INSTRUCTIONS FOR THE TASK:
State only the number of lines that contain the string "NOTE".

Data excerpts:
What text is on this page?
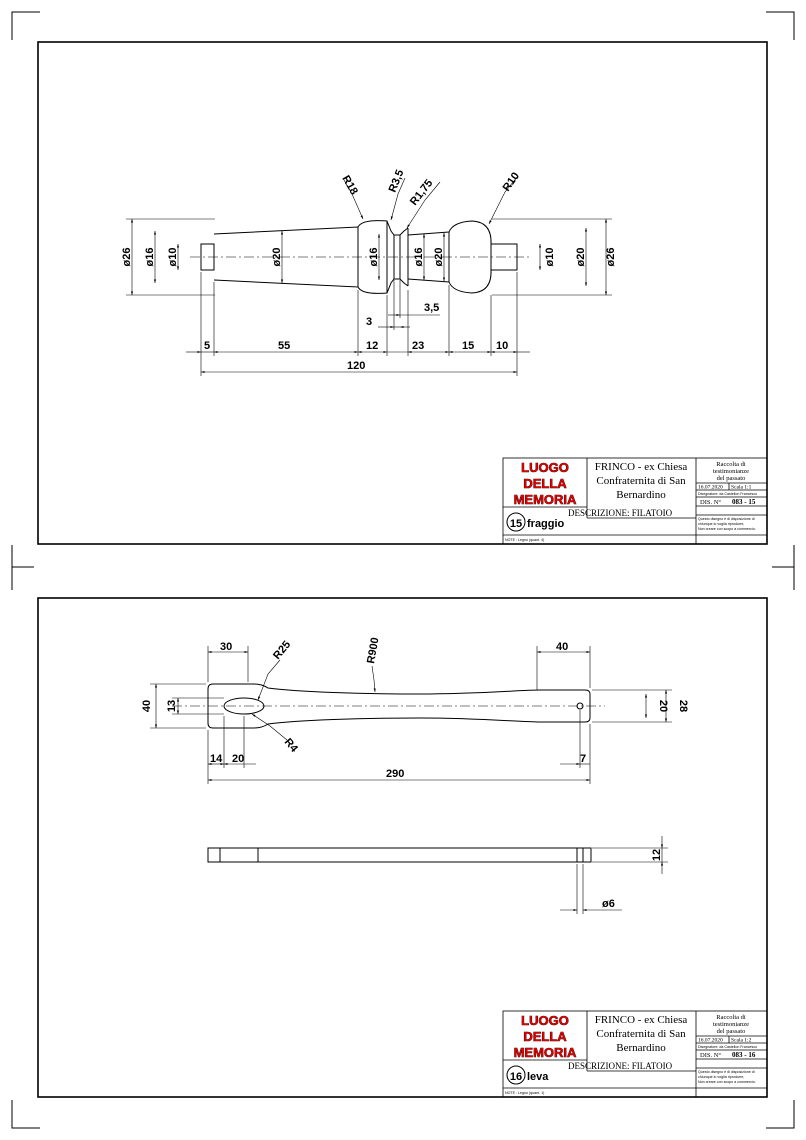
ø26 ø16 ø10	ø20	ø16	ø16 ø20	ø10 ø20 ø26
R18 R3,5 R1,75	R10
3
3,5
5	55	12	23	15 10
120
LUOGO
DELLA
MEMORIA
FRINCO - ex Chiesa
Confraternita di San
Bernardino
Raccolta di
testimonianze
del passato
16.07.2020 Scala 1:1
Disegnatore: da Castellon Francesco
DIS. N° 083 - 15
Questo disegno è di disposizione di
chiunque lo voglia riprodurre,
Non creare con scopo a commercio.
15 fraggio
DESCRIZIONE: FILATOIO
NOTE : Legno (quant. 4)
30	R25	R900	40
40 13	20 28
R4
14 20	7
290
12
ø6
LUOGO
DELLA
MEMORIA
FRINCO - ex Chiesa
Confraternita di San
Bernardino
Raccolta di
testimonianze
del passato
16.07.2020 Scala 1:2
Disegnatore: da Castellon Francesco
DIS. N° 083 - 16
Questo disegno è di disposizione di
chiunque lo voglia riprodurre,
Non creare con scopo a commercio.
16 leva
DESCRIZIONE: FILATOIO
NOTE : Legno (quant. 1)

EXERCISE ANSWER:
2